# [Raw data]
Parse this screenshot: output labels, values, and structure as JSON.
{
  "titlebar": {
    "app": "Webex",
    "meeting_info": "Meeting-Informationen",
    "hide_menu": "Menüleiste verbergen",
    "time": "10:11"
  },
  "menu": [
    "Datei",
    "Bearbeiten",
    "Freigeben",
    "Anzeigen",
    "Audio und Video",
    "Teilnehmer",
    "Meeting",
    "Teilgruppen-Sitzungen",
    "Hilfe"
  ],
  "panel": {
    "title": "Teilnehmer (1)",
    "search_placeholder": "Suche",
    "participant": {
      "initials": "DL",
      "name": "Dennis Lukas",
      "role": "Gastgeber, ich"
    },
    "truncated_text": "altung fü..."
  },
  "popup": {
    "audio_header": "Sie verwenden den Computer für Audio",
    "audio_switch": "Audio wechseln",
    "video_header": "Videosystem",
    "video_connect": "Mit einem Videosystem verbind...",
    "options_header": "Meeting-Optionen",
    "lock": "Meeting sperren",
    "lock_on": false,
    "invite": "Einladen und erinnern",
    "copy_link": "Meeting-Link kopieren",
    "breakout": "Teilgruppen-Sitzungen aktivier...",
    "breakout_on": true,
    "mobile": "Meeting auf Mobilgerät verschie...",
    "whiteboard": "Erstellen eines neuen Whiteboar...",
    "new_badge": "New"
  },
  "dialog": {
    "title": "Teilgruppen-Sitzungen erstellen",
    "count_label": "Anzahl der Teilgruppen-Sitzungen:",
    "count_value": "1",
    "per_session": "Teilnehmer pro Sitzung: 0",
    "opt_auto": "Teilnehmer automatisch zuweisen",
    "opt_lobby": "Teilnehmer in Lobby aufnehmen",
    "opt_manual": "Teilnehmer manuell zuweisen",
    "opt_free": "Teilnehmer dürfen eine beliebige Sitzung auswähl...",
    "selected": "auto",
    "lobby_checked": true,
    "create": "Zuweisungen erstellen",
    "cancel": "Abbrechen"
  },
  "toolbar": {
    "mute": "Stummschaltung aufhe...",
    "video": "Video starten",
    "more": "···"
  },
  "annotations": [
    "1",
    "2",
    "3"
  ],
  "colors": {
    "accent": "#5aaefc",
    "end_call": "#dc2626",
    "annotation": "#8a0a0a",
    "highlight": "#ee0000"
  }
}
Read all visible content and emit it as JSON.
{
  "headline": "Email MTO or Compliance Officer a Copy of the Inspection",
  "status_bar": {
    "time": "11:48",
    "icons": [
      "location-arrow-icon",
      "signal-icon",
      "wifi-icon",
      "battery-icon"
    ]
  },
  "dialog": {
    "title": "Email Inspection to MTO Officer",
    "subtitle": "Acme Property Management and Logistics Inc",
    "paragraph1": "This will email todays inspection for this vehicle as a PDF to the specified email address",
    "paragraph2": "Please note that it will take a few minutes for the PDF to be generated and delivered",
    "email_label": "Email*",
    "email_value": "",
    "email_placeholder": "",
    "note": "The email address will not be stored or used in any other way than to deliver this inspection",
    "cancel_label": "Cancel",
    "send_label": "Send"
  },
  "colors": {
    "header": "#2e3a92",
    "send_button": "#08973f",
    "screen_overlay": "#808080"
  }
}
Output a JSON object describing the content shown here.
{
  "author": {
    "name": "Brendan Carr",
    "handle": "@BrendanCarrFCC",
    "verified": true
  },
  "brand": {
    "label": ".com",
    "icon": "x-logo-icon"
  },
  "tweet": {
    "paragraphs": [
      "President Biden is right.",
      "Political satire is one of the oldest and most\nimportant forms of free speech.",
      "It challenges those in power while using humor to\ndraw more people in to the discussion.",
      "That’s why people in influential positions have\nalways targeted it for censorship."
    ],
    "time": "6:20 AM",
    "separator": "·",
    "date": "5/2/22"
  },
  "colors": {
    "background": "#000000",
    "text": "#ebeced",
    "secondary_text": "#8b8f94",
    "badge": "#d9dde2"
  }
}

# [Objective]
Give the complete listing a second time, exactly as it reads.

# [Task solution]
Parse this screenshot: output labels, values, and structure as JSON.
{
  "titlebar": {
    "app": "Webex",
    "meeting_info": "Meeting-Informationen",
    "hide_menu": "Menüleiste verbergen",
    "time": "10:11"
  },
  "menu": [
    "Datei",
    "Bearbeiten",
    "Freigeben",
    "Anzeigen",
    "Audio und Video",
    "Teilnehmer",
    "Meeting",
    "Teilgruppen-Sitzungen",
    "Hilfe"
  ],
  "panel": {
    "title": "Teilnehmer (1)",
    "search_placeholder": "Suche",
    "participant": {
      "initials": "DL",
      "name": "Dennis Lukas",
      "role": "Gastgeber, ich"
    },
    "truncated_text": "altung fü..."
  },
  "popup": {
    "audio_header": "Sie verwenden den Computer für Audio",
    "audio_switch": "Audio wechseln",
    "video_header": "Videosystem",
    "video_connect": "Mit einem Videosystem verbind...",
    "options_header": "Meeting-Optionen",
    "lock": "Meeting sperren",
    "lock_on": false,
    "invite": "Einladen und erinnern",
    "copy_link": "Meeting-Link kopieren",
    "breakout": "Teilgruppen-Sitzungen aktivier...",
    "breakout_on": true,
    "mobile": "Meeting auf Mobilgerät verschie...",
    "whiteboard": "Erstellen eines neuen Whiteboar...",
    "new_badge": "New"
  },
  "dialog": {
    "title": "Teilgruppen-Sitzungen erstellen",
    "count_label": "Anzahl der Teilgruppen-Sitzungen:",
    "count_value": "1",
    "per_session": "Teilnehmer pro Sitzung: 0",
    "opt_auto": "Teilnehmer automatisch zuweisen",
    "opt_lobby": "Teilnehmer in Lobby aufnehmen",
    "opt_manual": "Teilnehmer manuell zuweisen",
    "opt_free": "Teilnehmer dürfen eine beliebige Sitzung auswähl...",
    "selected": "auto",
    "lobby_checked": true,
    "create": "Zuweisungen erstellen",
    "cancel": "Abbrechen"
  },
  "toolbar": {
    "mute": "Stummschaltung aufhe...",
    "video": "Video starten",
    "more": "···"
  },
  "annotations": [
    "1",
    "2",
    "3"
  ],
  "colors": {
    "accent": "#5aaefc",
    "end_call": "#dc2626",
    "annotation": "#8a0a0a",
    "highlight": "#ee0000"
  }
}
Read all visible content and emit it as JSON.
{
  "headline": "Email MTO or Compliance Officer a Copy of the Inspection",
  "status_bar": {
    "time": "11:48",
    "icons": [
      "location-arrow-icon",
      "signal-icon",
      "wifi-icon",
      "battery-icon"
    ]
  },
  "dialog": {
    "title": "Email Inspection to MTO Officer",
    "subtitle": "Acme Property Management and Logistics Inc",
    "paragraph1": "This will email todays inspection for this vehicle as a PDF to the specified email address",
    "paragraph2": "Please note that it will take a few minutes for the PDF to be generated and delivered",
    "email_label": "Email*",
    "email_value": "",
    "email_placeholder": "",
    "note": "The email address will not be stored or used in any other way than to deliver this inspection",
    "cancel_label": "Cancel",
    "send_label": "Send"
  },
  "colors": {
    "header": "#2e3a92",
    "send_button": "#08973f",
    "screen_overlay": "#808080"
  }
}
Output a JSON object describing the content shown here.
{
  "author": {
    "name": "Brendan Carr",
    "handle": "@BrendanCarrFCC",
    "verified": true
  },
  "brand": {
    "label": ".com",
    "icon": "x-logo-icon"
  },
  "tweet": {
    "paragraphs": [
      "President Biden is right.",
      "Political satire is one of the oldest and most\nimportant forms of free speech.",
      "It challenges those in power while using humor to\ndraw more people in to the discussion.",
      "That’s why people in influential positions have\nalways targeted it for censorship."
    ],
    "time": "6:20 AM",
    "separator": "·",
    "date": "5/2/22"
  },
  "colors": {
    "background": "#000000",
    "text": "#ebeced",
    "secondary_text": "#8b8f94",
    "badge": "#d9dde2"
  }
}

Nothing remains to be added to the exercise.